**Dataset entries**
■ ■ ■ ■

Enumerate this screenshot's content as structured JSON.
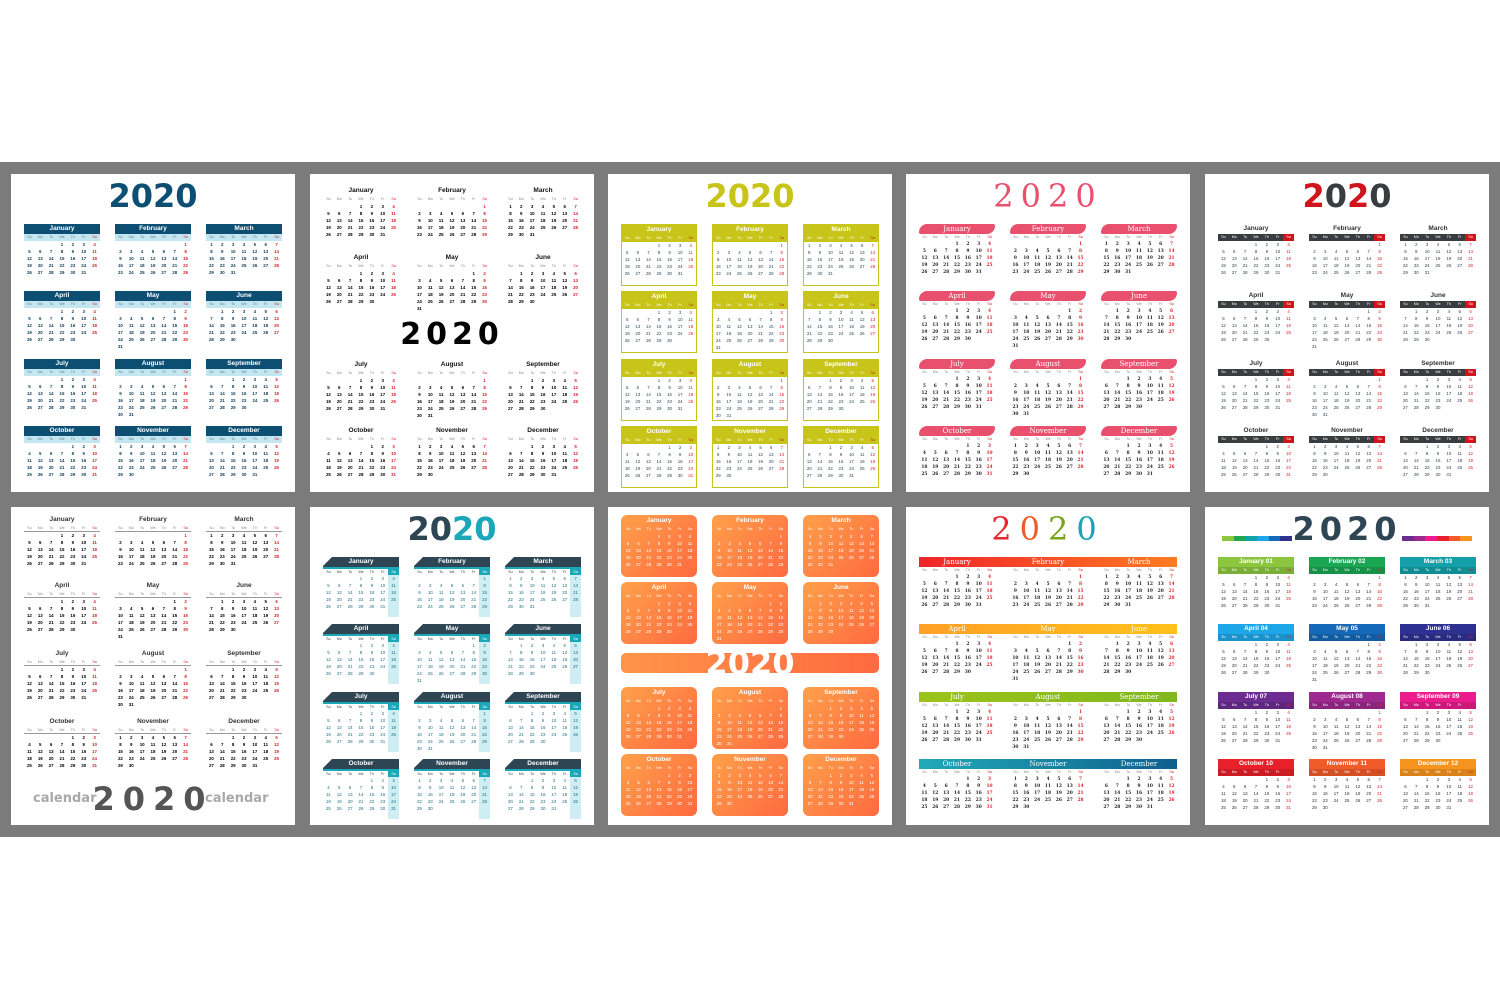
{
  "weekdays": [
    "Su",
    "Mo",
    "Tu",
    "We",
    "Th",
    "Fr",
    "Sa"
  ],
  "months": [
    {
      "name": "January",
      "first_weekday": 3,
      "days": 31
    },
    {
      "name": "February",
      "first_weekday": 6,
      "days": 29
    },
    {
      "name": "March",
      "first_weekday": 0,
      "days": 31
    },
    {
      "name": "April",
      "first_weekday": 3,
      "days": 30
    },
    {
      "name": "May",
      "first_weekday": 5,
      "days": 31
    },
    {
      "name": "June",
      "first_weekday": 1,
      "days": 30
    },
    {
      "name": "July",
      "first_weekday": 3,
      "days": 31
    },
    {
      "name": "August",
      "first_weekday": 6,
      "days": 31
    },
    {
      "name": "September",
      "first_weekday": 2,
      "days": 30
    },
    {
      "name": "October",
      "first_weekday": 4,
      "days": 31
    },
    {
      "name": "November",
      "first_weekday": 0,
      "days": 30
    },
    {
      "name": "December",
      "first_weekday": 2,
      "days": 31
    }
  ],
  "panels": [
    {
      "style": "s1",
      "layout": "A",
      "title": "2020",
      "title_colors": [
        "#0d4f73"
      ]
    },
    {
      "style": "s2",
      "layout": "mid",
      "title": "2020",
      "title_colors": [
        "#000000"
      ]
    },
    {
      "style": "s3",
      "layout": "A",
      "title": "2020",
      "title_colors": [
        "#c8c41a"
      ]
    },
    {
      "style": "s4",
      "layout": "A",
      "title": "2020",
      "title_colors": [
        "#e8506e"
      ]
    },
    {
      "style": "s5",
      "layout": "A",
      "title": "2020",
      "title_colors": [
        "#d0141c",
        "#3a3d40"
      ]
    },
    {
      "style": "s6",
      "layout": "bottom",
      "title": "2020",
      "title_colors": [
        "#555555"
      ],
      "side_label": "calendar"
    },
    {
      "style": "s7",
      "layout": "A",
      "title": "2020",
      "title_colors": [
        "#2e4553",
        "#2e4553",
        "#1aa7b8",
        "#1aa7b8"
      ]
    },
    {
      "style": "s8",
      "layout": "band",
      "title": "2020",
      "title_colors": [
        "#ffffff"
      ]
    },
    {
      "style": "s9",
      "layout": "A",
      "title": "2020",
      "title_colors": [
        "#e8262c",
        "#f05a28",
        "#7aa51c",
        "#18a3b8"
      ],
      "row_colors": [
        [
          "#f0242a",
          "#ff7b22"
        ],
        [
          "#ffa028",
          "#ffc21a"
        ],
        [
          "#9cc31b",
          "#7fb81e"
        ],
        [
          "#20aab8",
          "#0f5f8c"
        ]
      ]
    },
    {
      "style": "s10",
      "layout": "A",
      "title": "2020",
      "title_colors": [
        "#2e4553"
      ],
      "month_labels": [
        "January 01",
        "February 02",
        "March 03",
        "April 04",
        "May 05",
        "June 06",
        "July 07",
        "August 08",
        "September 09",
        "October 10",
        "November 11",
        "December 12"
      ],
      "month_colors": [
        "#8cc63f",
        "#1aa653",
        "#14a0a8",
        "#1ea7e8",
        "#1569b8",
        "#2e3192",
        "#6c2c91",
        "#9e2a8f",
        "#ec1c8c",
        "#e8202a",
        "#f15a29",
        "#f7941d"
      ]
    }
  ]
}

■ ■ ■ ■

**What you need to do**
In your copy of the records, include no pictures; repeat everything else exactly.

**Correct result**
Enumerate this screenshot's content as structured JSON.
{
  "weekdays": [
    "Su",
    "Mo",
    "Tu",
    "We",
    "Th",
    "Fr",
    "Sa"
  ],
  "months": [
    {
      "name": "January",
      "first_weekday": 3,
      "days": 31
    },
    {
      "name": "February",
      "first_weekday": 6,
      "days": 29
    },
    {
      "name": "March",
      "first_weekday": 0,
      "days": 31
    },
    {
      "name": "April",
      "first_weekday": 3,
      "days": 30
    },
    {
      "name": "May",
      "first_weekday": 5,
      "days": 31
    },
    {
      "name": "June",
      "first_weekday": 1,
      "days": 30
    },
    {
      "name": "July",
      "first_weekday": 3,
      "days": 31
    },
    {
      "name": "August",
      "first_weekday": 6,
      "days": 31
    },
    {
      "name": "September",
      "first_weekday": 2,
      "days": 30
    },
    {
      "name": "October",
      "first_weekday": 4,
      "days": 31
    },
    {
      "name": "November",
      "first_weekday": 0,
      "days": 30
    },
    {
      "name": "December",
      "first_weekday": 2,
      "days": 31
    }
  ],
  "panels": [
    {
      "style": "s1",
      "layout": "A",
      "title": "2020",
      "title_colors": [
        "#0d4f73"
      ]
    },
    {
      "style": "s2",
      "layout": "mid",
      "title": "2020",
      "title_colors": [
        "#000000"
      ]
    },
    {
      "style": "s3",
      "layout": "A",
      "title": "2020",
      "title_colors": [
        "#c8c41a"
      ]
    },
    {
      "style": "s4",
      "layout": "A",
      "title": "2020",
      "title_colors": [
        "#e8506e"
      ]
    },
    {
      "style": "s5",
      "layout": "A",
      "title": "2020",
      "title_colors": [
        "#d0141c",
        "#3a3d40"
      ]
    },
    {
      "style": "s6",
      "layout": "bottom",
      "title": "2020",
      "title_colors": [
        "#555555"
      ],
      "side_label": "calendar"
    },
    {
      "style": "s7",
      "layout": "A",
      "title": "2020",
      "title_colors": [
        "#2e4553",
        "#2e4553",
        "#1aa7b8",
        "#1aa7b8"
      ]
    },
    {
      "style": "s8",
      "layout": "band",
      "title": "2020",
      "title_colors": [
        "#ffffff"
      ]
    },
    {
      "style": "s9",
      "layout": "A",
      "title": "2020",
      "title_colors": [
        "#e8262c",
        "#f05a28",
        "#7aa51c",
        "#18a3b8"
      ],
      "row_colors": [
        [
          "#f0242a",
          "#ff7b22"
        ],
        [
          "#ffa028",
          "#ffc21a"
        ],
        [
          "#9cc31b",
          "#7fb81e"
        ],
        [
          "#20aab8",
          "#0f5f8c"
        ]
      ]
    },
    {
      "style": "s10",
      "layout": "A",
      "title": "2020",
      "title_colors": [
        "#2e4553"
      ],
      "month_labels": [
        "January 01",
        "February 02",
        "March 03",
        "April 04",
        "May 05",
        "June 06",
        "July 07",
        "August 08",
        "September 09",
        "October 10",
        "November 11",
        "December 12"
      ],
      "month_colors": [
        "#8cc63f",
        "#1aa653",
        "#14a0a8",
        "#1ea7e8",
        "#1569b8",
        "#2e3192",
        "#6c2c91",
        "#9e2a8f",
        "#ec1c8c",
        "#e8202a",
        "#f15a29",
        "#f7941d"
      ]
    }
  ]
}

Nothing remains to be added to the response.